◆ WHAT TO PRODUCE:
Reproduce each line of the listing exactly.

(Data entries)

▬▬▬▬▬▬▬▬▬▬

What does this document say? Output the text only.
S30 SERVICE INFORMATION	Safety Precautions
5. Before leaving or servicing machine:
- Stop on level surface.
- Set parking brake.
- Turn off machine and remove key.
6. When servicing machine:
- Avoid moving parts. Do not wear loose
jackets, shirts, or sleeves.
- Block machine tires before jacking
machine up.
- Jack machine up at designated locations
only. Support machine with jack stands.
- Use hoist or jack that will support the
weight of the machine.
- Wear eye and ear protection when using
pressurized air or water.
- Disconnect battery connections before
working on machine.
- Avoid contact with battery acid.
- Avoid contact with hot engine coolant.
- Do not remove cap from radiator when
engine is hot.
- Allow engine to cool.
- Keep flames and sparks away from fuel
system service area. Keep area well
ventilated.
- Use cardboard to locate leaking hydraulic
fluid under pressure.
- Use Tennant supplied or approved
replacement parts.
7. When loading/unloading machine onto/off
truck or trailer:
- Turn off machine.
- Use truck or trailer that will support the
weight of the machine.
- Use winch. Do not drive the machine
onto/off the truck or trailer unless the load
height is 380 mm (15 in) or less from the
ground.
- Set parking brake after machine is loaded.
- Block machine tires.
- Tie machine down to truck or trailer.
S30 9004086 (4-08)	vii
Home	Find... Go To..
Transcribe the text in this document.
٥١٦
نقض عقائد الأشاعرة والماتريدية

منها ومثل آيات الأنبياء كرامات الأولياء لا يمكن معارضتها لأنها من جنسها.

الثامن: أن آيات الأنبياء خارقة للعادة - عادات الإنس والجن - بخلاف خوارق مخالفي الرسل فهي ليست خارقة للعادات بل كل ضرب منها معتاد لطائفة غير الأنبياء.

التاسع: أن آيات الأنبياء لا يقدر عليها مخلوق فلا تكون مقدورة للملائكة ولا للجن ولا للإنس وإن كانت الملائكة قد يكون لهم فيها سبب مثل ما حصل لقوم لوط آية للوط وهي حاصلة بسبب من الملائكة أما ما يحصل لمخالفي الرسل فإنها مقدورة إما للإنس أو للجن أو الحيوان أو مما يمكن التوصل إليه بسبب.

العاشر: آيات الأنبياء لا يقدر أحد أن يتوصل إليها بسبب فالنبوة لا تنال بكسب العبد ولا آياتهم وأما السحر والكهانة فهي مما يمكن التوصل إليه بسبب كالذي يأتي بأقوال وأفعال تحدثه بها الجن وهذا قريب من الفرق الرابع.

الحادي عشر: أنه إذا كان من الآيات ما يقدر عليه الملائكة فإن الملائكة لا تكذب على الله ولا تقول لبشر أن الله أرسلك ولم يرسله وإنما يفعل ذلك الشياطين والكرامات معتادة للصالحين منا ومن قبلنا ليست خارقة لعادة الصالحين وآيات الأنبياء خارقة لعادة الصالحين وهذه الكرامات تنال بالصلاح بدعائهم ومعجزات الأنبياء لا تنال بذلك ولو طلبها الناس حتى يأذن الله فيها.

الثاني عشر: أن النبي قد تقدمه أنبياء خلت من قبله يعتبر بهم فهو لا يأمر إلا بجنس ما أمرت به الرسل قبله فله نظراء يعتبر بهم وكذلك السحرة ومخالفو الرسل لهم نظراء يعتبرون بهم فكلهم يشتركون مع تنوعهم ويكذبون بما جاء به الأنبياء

▬▬▬▬▬▬▬▬▬▬

◆ EXERCISE OUTPUT:
What does this document say? Output the text only.
S30 SERVICE INFORMATION	Safety Precautions
5. Before leaving or servicing machine:
- Stop on level surface.
- Set parking brake.
- Turn off machine and remove key.
6. When servicing machine:
- Avoid moving parts. Do not wear loose
jackets, shirts, or sleeves.
- Block machine tires before jacking
machine up.
- Jack machine up at designated locations
only. Support machine with jack stands.
- Use hoist or jack that will support the
weight of the machine.
- Wear eye and ear protection when using
pressurized air or water.
- Disconnect battery connections before
working on machine.
- Avoid contact with battery acid.
- Avoid contact with hot engine coolant.
- Do not remove cap from radiator when
engine is hot.
- Allow engine to cool.
- Keep flames and sparks away from fuel
system service area. Keep area well
ventilated.
- Use cardboard to locate leaking hydraulic
fluid under pressure.
- Use Tennant supplied or approved
replacement parts.
7. When loading/unloading machine onto/off
truck or trailer:
- Turn off machine.
- Use truck or trailer that will support the
weight of the machine.
- Use winch. Do not drive the machine
onto/off the truck or trailer unless the load
height is 380 mm (15 in) or less from the
ground.
- Set parking brake after machine is loaded.
- Block machine tires.
- Tie machine down to truck or trailer.
S30 9004086 (4-08)	vii
Home	Find... Go To..
Transcribe the text in this document.
٥١٦
نقض عقائد الأشاعرة والماتريدية

منها ومثل آيات الأنبياء كرامات الأولياء لا يمكن معارضتها لأنها من جنسها.

الثامن: أن آيات الأنبياء خارقة للعادة - عادات الإنس والجن - بخلاف خوارق مخالفي الرسل فهي ليست خارقة للعادات بل كل ضرب منها معتاد لطائفة غير الأنبياء.

التاسع: أن آيات الأنبياء لا يقدر عليها مخلوق فلا تكون مقدورة للملائكة ولا للجن ولا للإنس وإن كانت الملائكة قد يكون لهم فيها سبب مثل ما حصل لقوم لوط آية للوط وهي حاصلة بسبب من الملائكة أما ما يحصل لمخالفي الرسل فإنها مقدورة إما للإنس أو للجن أو الحيوان أو مما يمكن التوصل إليه بسبب.

العاشر: آيات الأنبياء لا يقدر أحد أن يتوصل إليها بسبب فالنبوة لا تنال بكسب العبد ولا آياتهم وأما السحر والكهانة فهي مما يمكن التوصل إليه بسبب كالذي يأتي بأقوال وأفعال تحدثه بها الجن وهذا قريب من الفرق الرابع.

الحادي عشر: أنه إذا كان من الآيات ما يقدر عليه الملائكة فإن الملائكة لا تكذب على الله ولا تقول لبشر أن الله أرسلك ولم يرسله وإنما يفعل ذلك الشياطين والكرامات معتادة للصالحين منا ومن قبلنا ليست خارقة لعادة الصالحين وآيات الأنبياء خارقة لعادة الصالحين وهذه الكرامات تنال بالصلاح بدعائهم ومعجزات الأنبياء لا تنال بذلك ولو طلبها الناس حتى يأذن الله فيها.

الثاني عشر: أن النبي قد تقدمه أنبياء خلت من قبله يعتبر بهم فهو لا يأمر إلا بجنس ما أمرت به الرسل قبله فله نظراء يعتبر بهم وكذلك السحرة ومخالفو الرسل لهم نظراء يعتبرون بهم فكلهم يشتركون مع تنوعهم ويكذبون بما جاء به الأنبياء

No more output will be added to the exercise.